### GIVEN DATA ###

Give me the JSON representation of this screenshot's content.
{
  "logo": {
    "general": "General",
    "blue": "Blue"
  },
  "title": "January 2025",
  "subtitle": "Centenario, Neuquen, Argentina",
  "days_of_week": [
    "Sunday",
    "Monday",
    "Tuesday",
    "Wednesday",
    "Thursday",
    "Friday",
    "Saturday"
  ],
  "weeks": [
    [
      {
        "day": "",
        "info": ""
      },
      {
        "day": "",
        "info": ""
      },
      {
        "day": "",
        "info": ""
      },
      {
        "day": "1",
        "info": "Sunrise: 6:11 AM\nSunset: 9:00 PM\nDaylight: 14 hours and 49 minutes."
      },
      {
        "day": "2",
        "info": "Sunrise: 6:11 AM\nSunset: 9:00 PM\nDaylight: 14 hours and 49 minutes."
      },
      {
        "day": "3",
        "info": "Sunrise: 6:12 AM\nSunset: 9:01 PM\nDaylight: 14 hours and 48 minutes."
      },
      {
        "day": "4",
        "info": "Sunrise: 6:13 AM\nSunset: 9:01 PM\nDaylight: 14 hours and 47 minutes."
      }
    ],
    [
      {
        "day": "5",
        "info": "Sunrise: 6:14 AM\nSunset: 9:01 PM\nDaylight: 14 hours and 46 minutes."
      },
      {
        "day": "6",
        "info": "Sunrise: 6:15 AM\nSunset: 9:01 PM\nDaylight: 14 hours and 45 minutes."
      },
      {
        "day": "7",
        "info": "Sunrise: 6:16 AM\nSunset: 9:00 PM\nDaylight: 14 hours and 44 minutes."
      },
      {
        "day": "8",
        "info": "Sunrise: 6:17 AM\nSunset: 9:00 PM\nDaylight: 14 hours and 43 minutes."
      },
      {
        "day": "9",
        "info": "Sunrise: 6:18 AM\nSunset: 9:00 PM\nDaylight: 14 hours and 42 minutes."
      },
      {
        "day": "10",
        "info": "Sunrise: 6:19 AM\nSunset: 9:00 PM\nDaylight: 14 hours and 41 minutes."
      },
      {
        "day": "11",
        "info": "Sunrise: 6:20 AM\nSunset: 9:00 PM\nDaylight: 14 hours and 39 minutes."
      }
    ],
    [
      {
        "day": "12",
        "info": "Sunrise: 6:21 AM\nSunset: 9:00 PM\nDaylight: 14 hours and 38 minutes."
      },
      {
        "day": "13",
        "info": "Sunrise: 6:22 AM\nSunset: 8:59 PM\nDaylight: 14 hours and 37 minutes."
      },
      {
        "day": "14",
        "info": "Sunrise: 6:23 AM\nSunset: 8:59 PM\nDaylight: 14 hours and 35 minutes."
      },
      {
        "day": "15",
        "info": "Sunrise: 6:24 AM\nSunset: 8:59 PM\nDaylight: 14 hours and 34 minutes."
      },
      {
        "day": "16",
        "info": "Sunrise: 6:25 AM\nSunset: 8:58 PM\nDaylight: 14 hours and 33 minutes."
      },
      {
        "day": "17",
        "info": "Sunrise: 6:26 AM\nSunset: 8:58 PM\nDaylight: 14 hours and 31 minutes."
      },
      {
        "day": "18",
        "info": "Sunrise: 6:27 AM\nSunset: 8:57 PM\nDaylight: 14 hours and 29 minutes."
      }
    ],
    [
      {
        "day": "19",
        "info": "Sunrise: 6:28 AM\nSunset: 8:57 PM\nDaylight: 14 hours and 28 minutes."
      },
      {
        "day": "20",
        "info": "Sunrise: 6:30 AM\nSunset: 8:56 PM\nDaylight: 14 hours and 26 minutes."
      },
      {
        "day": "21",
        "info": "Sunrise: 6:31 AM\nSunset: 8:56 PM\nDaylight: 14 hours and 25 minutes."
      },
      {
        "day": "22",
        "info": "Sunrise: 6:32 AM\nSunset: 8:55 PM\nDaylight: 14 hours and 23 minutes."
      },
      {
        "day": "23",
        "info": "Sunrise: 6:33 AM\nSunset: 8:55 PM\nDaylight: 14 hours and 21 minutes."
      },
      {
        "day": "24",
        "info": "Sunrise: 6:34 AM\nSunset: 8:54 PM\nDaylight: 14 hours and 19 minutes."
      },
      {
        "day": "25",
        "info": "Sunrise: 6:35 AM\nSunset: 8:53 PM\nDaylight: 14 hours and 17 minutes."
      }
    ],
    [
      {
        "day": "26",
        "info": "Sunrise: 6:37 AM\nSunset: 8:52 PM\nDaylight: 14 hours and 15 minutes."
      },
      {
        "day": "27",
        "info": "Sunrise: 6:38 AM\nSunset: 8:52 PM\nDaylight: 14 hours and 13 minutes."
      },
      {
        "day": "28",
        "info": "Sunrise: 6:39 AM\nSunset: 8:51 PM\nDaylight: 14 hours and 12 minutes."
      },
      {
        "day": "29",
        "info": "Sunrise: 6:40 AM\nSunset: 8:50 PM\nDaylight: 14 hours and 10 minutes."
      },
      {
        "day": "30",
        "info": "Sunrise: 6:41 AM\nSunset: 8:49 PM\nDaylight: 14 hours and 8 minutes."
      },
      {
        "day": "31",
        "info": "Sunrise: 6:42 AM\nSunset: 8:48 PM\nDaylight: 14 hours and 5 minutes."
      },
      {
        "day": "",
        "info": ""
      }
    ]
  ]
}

###

* [AIM]: Working from the material above, retype it in its entirety without change.

* [PROBLEM SOLUTION]:
Give me the JSON representation of this screenshot's content.
{
  "logo": {
    "general": "General",
    "blue": "Blue"
  },
  "title": "January 2025",
  "subtitle": "Centenario, Neuquen, Argentina",
  "days_of_week": [
    "Sunday",
    "Monday",
    "Tuesday",
    "Wednesday",
    "Thursday",
    "Friday",
    "Saturday"
  ],
  "weeks": [
    [
      {
        "day": "",
        "info": ""
      },
      {
        "day": "",
        "info": ""
      },
      {
        "day": "",
        "info": ""
      },
      {
        "day": "1",
        "info": "Sunrise: 6:11 AM\nSunset: 9:00 PM\nDaylight: 14 hours and 49 minutes."
      },
      {
        "day": "2",
        "info": "Sunrise: 6:11 AM\nSunset: 9:00 PM\nDaylight: 14 hours and 49 minutes."
      },
      {
        "day": "3",
        "info": "Sunrise: 6:12 AM\nSunset: 9:01 PM\nDaylight: 14 hours and 48 minutes."
      },
      {
        "day": "4",
        "info": "Sunrise: 6:13 AM\nSunset: 9:01 PM\nDaylight: 14 hours and 47 minutes."
      }
    ],
    [
      {
        "day": "5",
        "info": "Sunrise: 6:14 AM\nSunset: 9:01 PM\nDaylight: 14 hours and 46 minutes."
      },
      {
        "day": "6",
        "info": "Sunrise: 6:15 AM\nSunset: 9:01 PM\nDaylight: 14 hours and 45 minutes."
      },
      {
        "day": "7",
        "info": "Sunrise: 6:16 AM\nSunset: 9:00 PM\nDaylight: 14 hours and 44 minutes."
      },
      {
        "day": "8",
        "info": "Sunrise: 6:17 AM\nSunset: 9:00 PM\nDaylight: 14 hours and 43 minutes."
      },
      {
        "day": "9",
        "info": "Sunrise: 6:18 AM\nSunset: 9:00 PM\nDaylight: 14 hours and 42 minutes."
      },
      {
        "day": "10",
        "info": "Sunrise: 6:19 AM\nSunset: 9:00 PM\nDaylight: 14 hours and 41 minutes."
      },
      {
        "day": "11",
        "info": "Sunrise: 6:20 AM\nSunset: 9:00 PM\nDaylight: 14 hours and 39 minutes."
      }
    ],
    [
      {
        "day": "12",
        "info": "Sunrise: 6:21 AM\nSunset: 9:00 PM\nDaylight: 14 hours and 38 minutes."
      },
      {
        "day": "13",
        "info": "Sunrise: 6:22 AM\nSunset: 8:59 PM\nDaylight: 14 hours and 37 minutes."
      },
      {
        "day": "14",
        "info": "Sunrise: 6:23 AM\nSunset: 8:59 PM\nDaylight: 14 hours and 35 minutes."
      },
      {
        "day": "15",
        "info": "Sunrise: 6:24 AM\nSunset: 8:59 PM\nDaylight: 14 hours and 34 minutes."
      },
      {
        "day": "16",
        "info": "Sunrise: 6:25 AM\nSunset: 8:58 PM\nDaylight: 14 hours and 33 minutes."
      },
      {
        "day": "17",
        "info": "Sunrise: 6:26 AM\nSunset: 8:58 PM\nDaylight: 14 hours and 31 minutes."
      },
      {
        "day": "18",
        "info": "Sunrise: 6:27 AM\nSunset: 8:57 PM\nDaylight: 14 hours and 29 minutes."
      }
    ],
    [
      {
        "day": "19",
        "info": "Sunrise: 6:28 AM\nSunset: 8:57 PM\nDaylight: 14 hours and 28 minutes."
      },
      {
        "day": "20",
        "info": "Sunrise: 6:30 AM\nSunset: 8:56 PM\nDaylight: 14 hours and 26 minutes."
      },
      {
        "day": "21",
        "info": "Sunrise: 6:31 AM\nSunset: 8:56 PM\nDaylight: 14 hours and 25 minutes."
      },
      {
        "day": "22",
        "info": "Sunrise: 6:32 AM\nSunset: 8:55 PM\nDaylight: 14 hours and 23 minutes."
      },
      {
        "day": "23",
        "info": "Sunrise: 6:33 AM\nSunset: 8:55 PM\nDaylight: 14 hours and 21 minutes."
      },
      {
        "day": "24",
        "info": "Sunrise: 6:34 AM\nSunset: 8:54 PM\nDaylight: 14 hours and 19 minutes."
      },
      {
        "day": "25",
        "info": "Sunrise: 6:35 AM\nSunset: 8:53 PM\nDaylight: 14 hours and 17 minutes."
      }
    ],
    [
      {
        "day": "26",
        "info": "Sunrise: 6:37 AM\nSunset: 8:52 PM\nDaylight: 14 hours and 15 minutes."
      },
      {
        "day": "27",
        "info": "Sunrise: 6:38 AM\nSunset: 8:52 PM\nDaylight: 14 hours and 13 minutes."
      },
      {
        "day": "28",
        "info": "Sunrise: 6:39 AM\nSunset: 8:51 PM\nDaylight: 14 hours and 12 minutes."
      },
      {
        "day": "29",
        "info": "Sunrise: 6:40 AM\nSunset: 8:50 PM\nDaylight: 14 hours and 10 minutes."
      },
      {
        "day": "30",
        "info": "Sunrise: 6:41 AM\nSunset: 8:49 PM\nDaylight: 14 hours and 8 minutes."
      },
      {
        "day": "31",
        "info": "Sunrise: 6:42 AM\nSunset: 8:48 PM\nDaylight: 14 hours and 5 minutes."
      },
      {
        "day": "",
        "info": ""
      }
    ]
  ]
}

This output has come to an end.